- _Dataset_:

☆ ☆ ☆ ☆ ☆

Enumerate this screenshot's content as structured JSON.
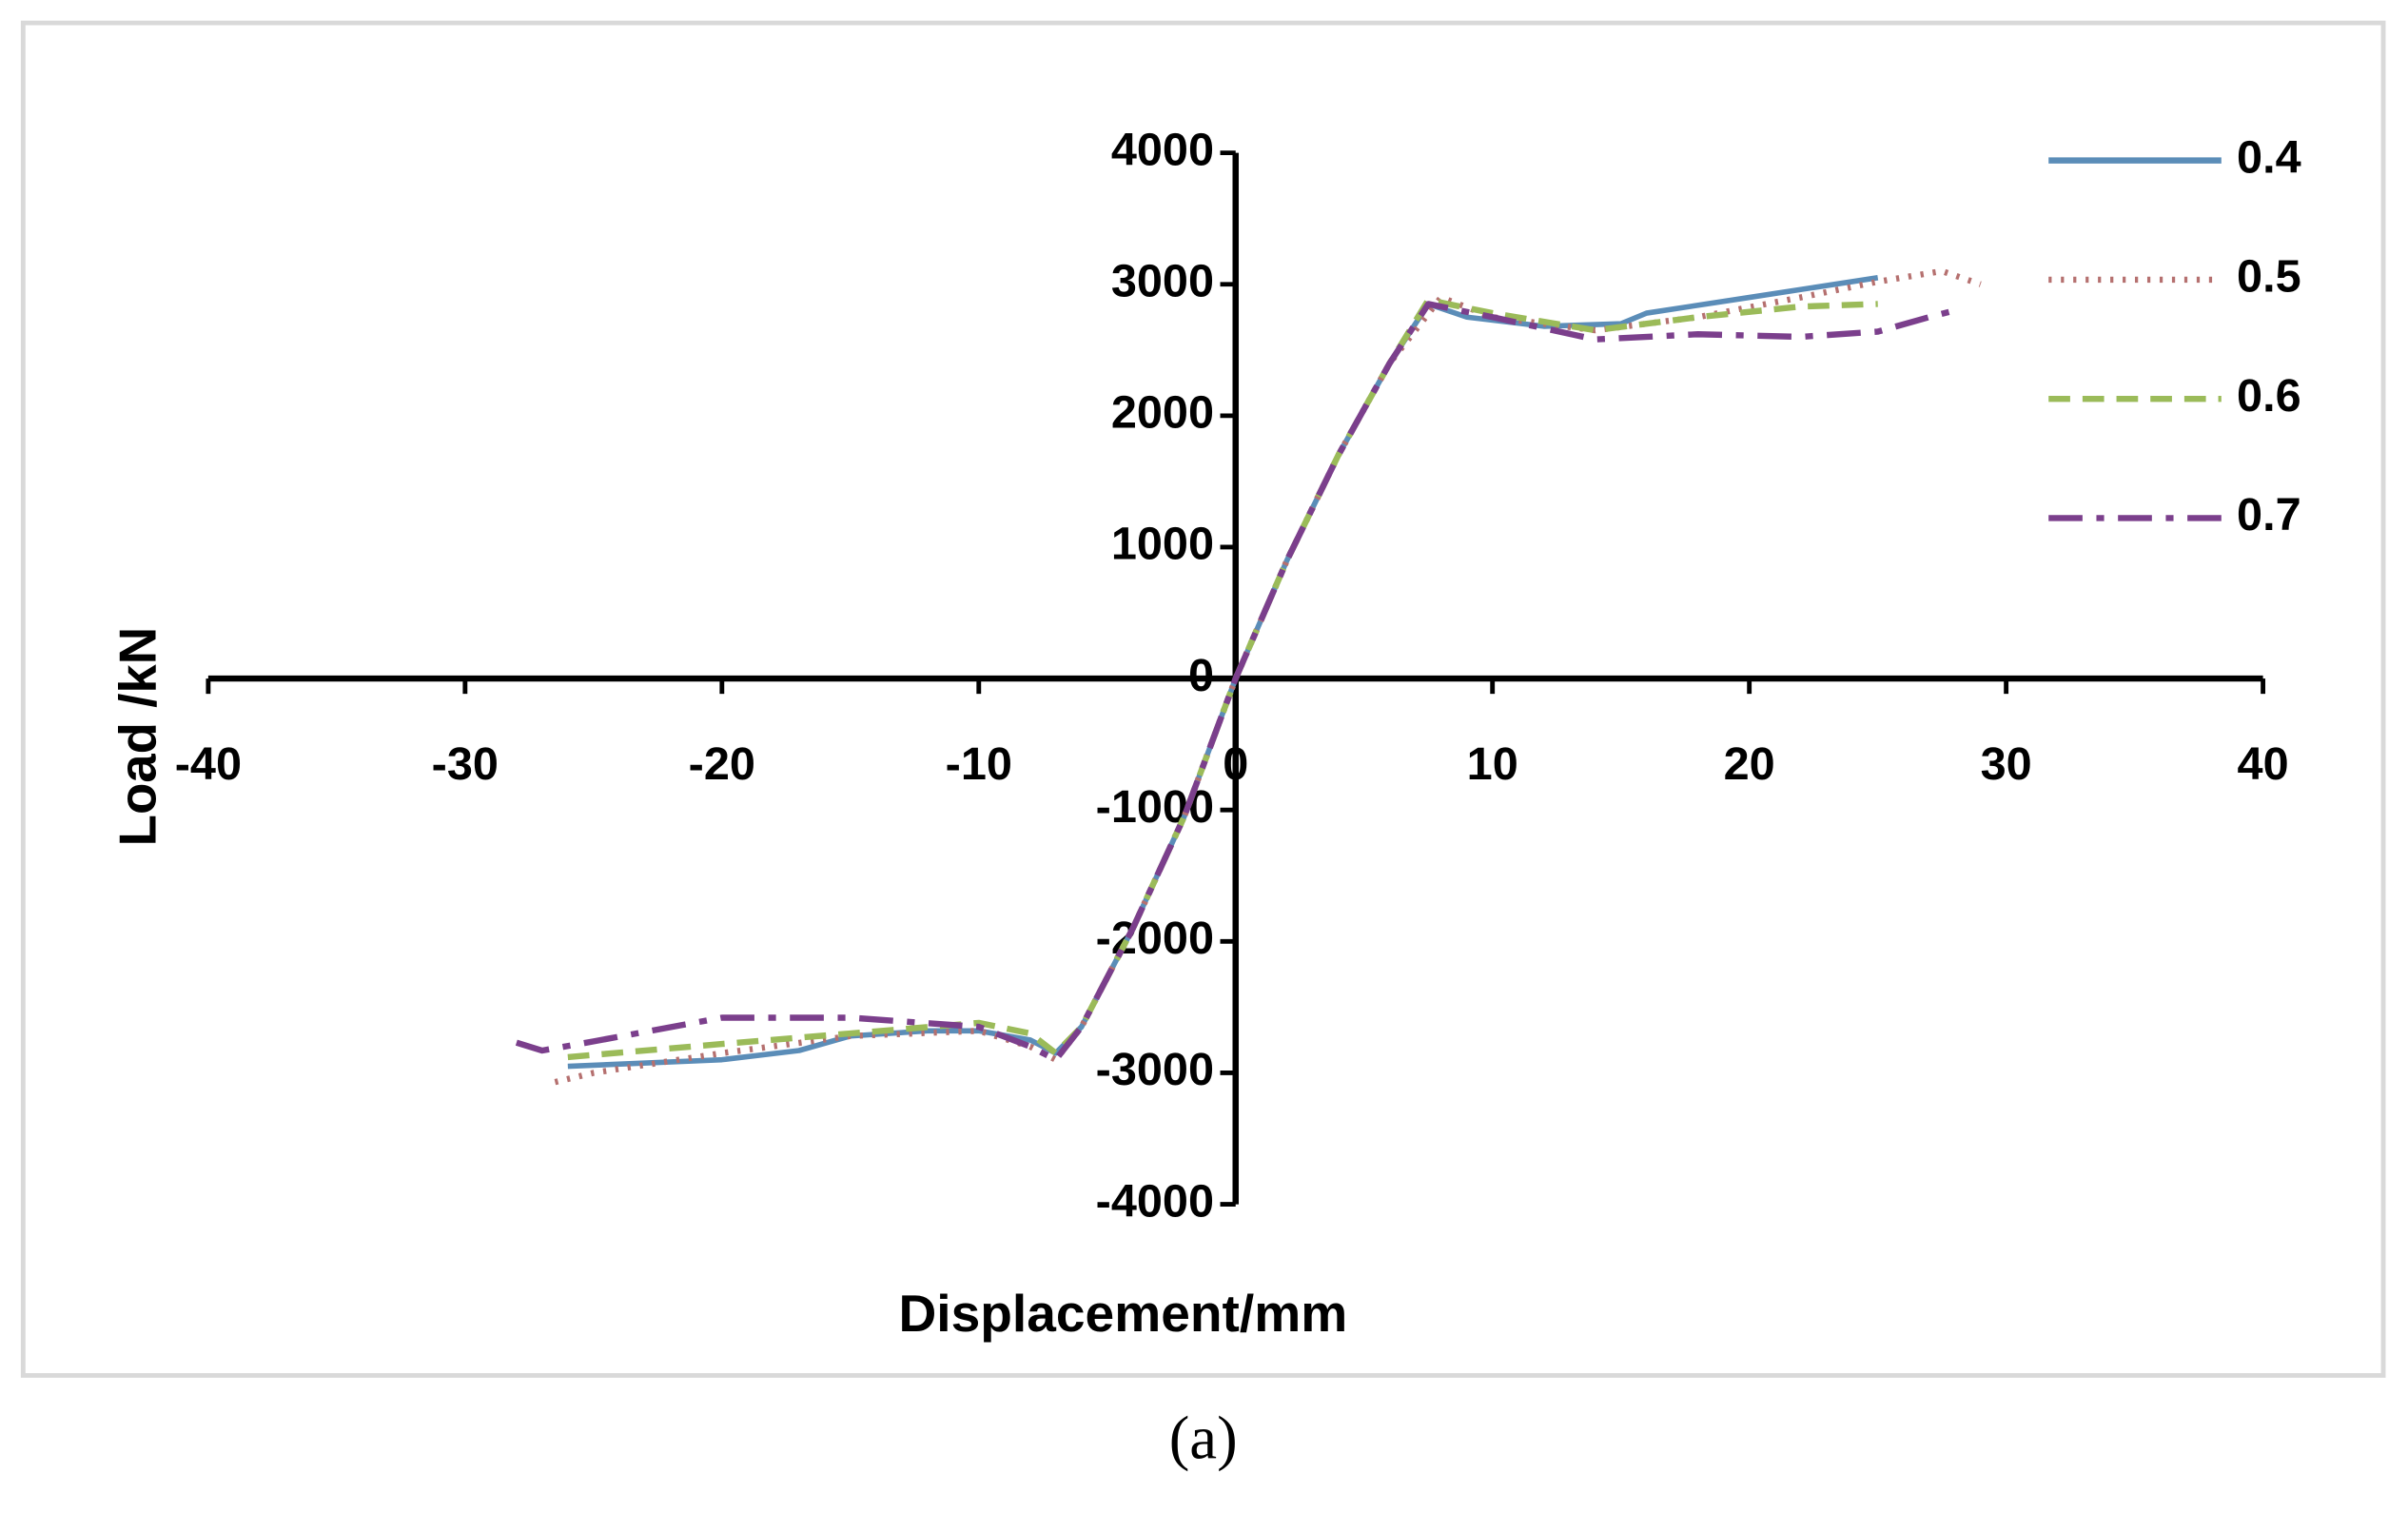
{
  "chart_data": {
    "type": "line",
    "x_label": "Displacement/mm",
    "y_label": "Load /kN",
    "caption": "(a)",
    "xlim": [
      -40,
      40
    ],
    "xticks": [
      -40,
      -30,
      -20,
      -10,
      0,
      10,
      20,
      30,
      40
    ],
    "ylim": [
      -4000,
      4000
    ],
    "yticks": [
      -4000,
      -3000,
      -2000,
      -1000,
      0,
      1000,
      2000,
      3000,
      4000
    ],
    "legend": "upper right",
    "series": [
      {
        "name": "0.4",
        "color": "#5b8db8",
        "linestyle": "solid",
        "x": [
          -26,
          -20,
          -17,
          -15,
          -12,
          -10,
          -8,
          -7,
          -6,
          -4,
          -2,
          0,
          2,
          4,
          6,
          7.5,
          9,
          12,
          15,
          16,
          20,
          25
        ],
        "values": [
          -2950,
          -2900,
          -2830,
          -2720,
          -2680,
          -2680,
          -2750,
          -2850,
          -2650,
          -1900,
          -1050,
          0,
          900,
          1700,
          2400,
          2850,
          2750,
          2680,
          2700,
          2780,
          2900,
          3050
        ]
      },
      {
        "name": "0.5",
        "color": "#b5706f",
        "linestyle": "dotted",
        "x": [
          -26.5,
          -25,
          -20,
          -15,
          -10,
          -8,
          -7,
          -6,
          -4,
          -2,
          0,
          2,
          4,
          6,
          8,
          10,
          14,
          18,
          22,
          25,
          27.5,
          29
        ],
        "values": [
          -3070,
          -3000,
          -2850,
          -2720,
          -2680,
          -2800,
          -2900,
          -2650,
          -1900,
          -1050,
          0,
          900,
          1700,
          2400,
          2900,
          2750,
          2650,
          2750,
          2900,
          3020,
          3100,
          3000
        ]
      },
      {
        "name": "0.6",
        "color": "#9bbb59",
        "linestyle": "dashed",
        "x": [
          -26,
          -20,
          -15,
          -10,
          -8,
          -7,
          -6,
          -4,
          -2,
          0,
          2,
          4,
          6,
          7.5,
          10,
          14,
          18,
          22,
          25
        ],
        "values": [
          -2880,
          -2780,
          -2700,
          -2620,
          -2700,
          -2850,
          -2650,
          -1900,
          -1050,
          0,
          900,
          1700,
          2400,
          2880,
          2780,
          2650,
          2750,
          2830,
          2850
        ]
      },
      {
        "name": "0.7",
        "color": "#7b3f8c",
        "linestyle": "dashdot",
        "x": [
          -28,
          -27,
          -25,
          -20,
          -15,
          -10,
          -8,
          -7,
          -6,
          -4,
          -2,
          0,
          2,
          4,
          6,
          7.5,
          10,
          14,
          18,
          22,
          25,
          27,
          28
        ],
        "values": [
          -2770,
          -2830,
          -2760,
          -2580,
          -2580,
          -2650,
          -2800,
          -2900,
          -2650,
          -1900,
          -1050,
          0,
          900,
          1700,
          2400,
          2850,
          2750,
          2580,
          2620,
          2600,
          2640,
          2750,
          2800
        ]
      }
    ]
  }
}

☆ ☆ ☆ ☆ ☆

- _Goal_: Every line above should be returned word for word, with the pictures left behind.

- _Solution for this exercise_:
Enumerate this screenshot's content as structured JSON.
{
  "chart_data": {
    "type": "line",
    "x_label": "Displacement/mm",
    "y_label": "Load /kN",
    "caption": "(a)",
    "xlim": [
      -40,
      40
    ],
    "xticks": [
      -40,
      -30,
      -20,
      -10,
      0,
      10,
      20,
      30,
      40
    ],
    "ylim": [
      -4000,
      4000
    ],
    "yticks": [
      -4000,
      -3000,
      -2000,
      -1000,
      0,
      1000,
      2000,
      3000,
      4000
    ],
    "legend": "upper right",
    "series": [
      {
        "name": "0.4",
        "color": "#5b8db8",
        "linestyle": "solid",
        "x": [
          -26,
          -20,
          -17,
          -15,
          -12,
          -10,
          -8,
          -7,
          -6,
          -4,
          -2,
          0,
          2,
          4,
          6,
          7.5,
          9,
          12,
          15,
          16,
          20,
          25
        ],
        "values": [
          -2950,
          -2900,
          -2830,
          -2720,
          -2680,
          -2680,
          -2750,
          -2850,
          -2650,
          -1900,
          -1050,
          0,
          900,
          1700,
          2400,
          2850,
          2750,
          2680,
          2700,
          2780,
          2900,
          3050
        ]
      },
      {
        "name": "0.5",
        "color": "#b5706f",
        "linestyle": "dotted",
        "x": [
          -26.5,
          -25,
          -20,
          -15,
          -10,
          -8,
          -7,
          -6,
          -4,
          -2,
          0,
          2,
          4,
          6,
          8,
          10,
          14,
          18,
          22,
          25,
          27.5,
          29
        ],
        "values": [
          -3070,
          -3000,
          -2850,
          -2720,
          -2680,
          -2800,
          -2900,
          -2650,
          -1900,
          -1050,
          0,
          900,
          1700,
          2400,
          2900,
          2750,
          2650,
          2750,
          2900,
          3020,
          3100,
          3000
        ]
      },
      {
        "name": "0.6",
        "color": "#9bbb59",
        "linestyle": "dashed",
        "x": [
          -26,
          -20,
          -15,
          -10,
          -8,
          -7,
          -6,
          -4,
          -2,
          0,
          2,
          4,
          6,
          7.5,
          10,
          14,
          18,
          22,
          25
        ],
        "values": [
          -2880,
          -2780,
          -2700,
          -2620,
          -2700,
          -2850,
          -2650,
          -1900,
          -1050,
          0,
          900,
          1700,
          2400,
          2880,
          2780,
          2650,
          2750,
          2830,
          2850
        ]
      },
      {
        "name": "0.7",
        "color": "#7b3f8c",
        "linestyle": "dashdot",
        "x": [
          -28,
          -27,
          -25,
          -20,
          -15,
          -10,
          -8,
          -7,
          -6,
          -4,
          -2,
          0,
          2,
          4,
          6,
          7.5,
          10,
          14,
          18,
          22,
          25,
          27,
          28
        ],
        "values": [
          -2770,
          -2830,
          -2760,
          -2580,
          -2580,
          -2650,
          -2800,
          -2900,
          -2650,
          -1900,
          -1050,
          0,
          900,
          1700,
          2400,
          2850,
          2750,
          2580,
          2620,
          2600,
          2640,
          2750,
          2800
        ]
      }
    ]
  }
}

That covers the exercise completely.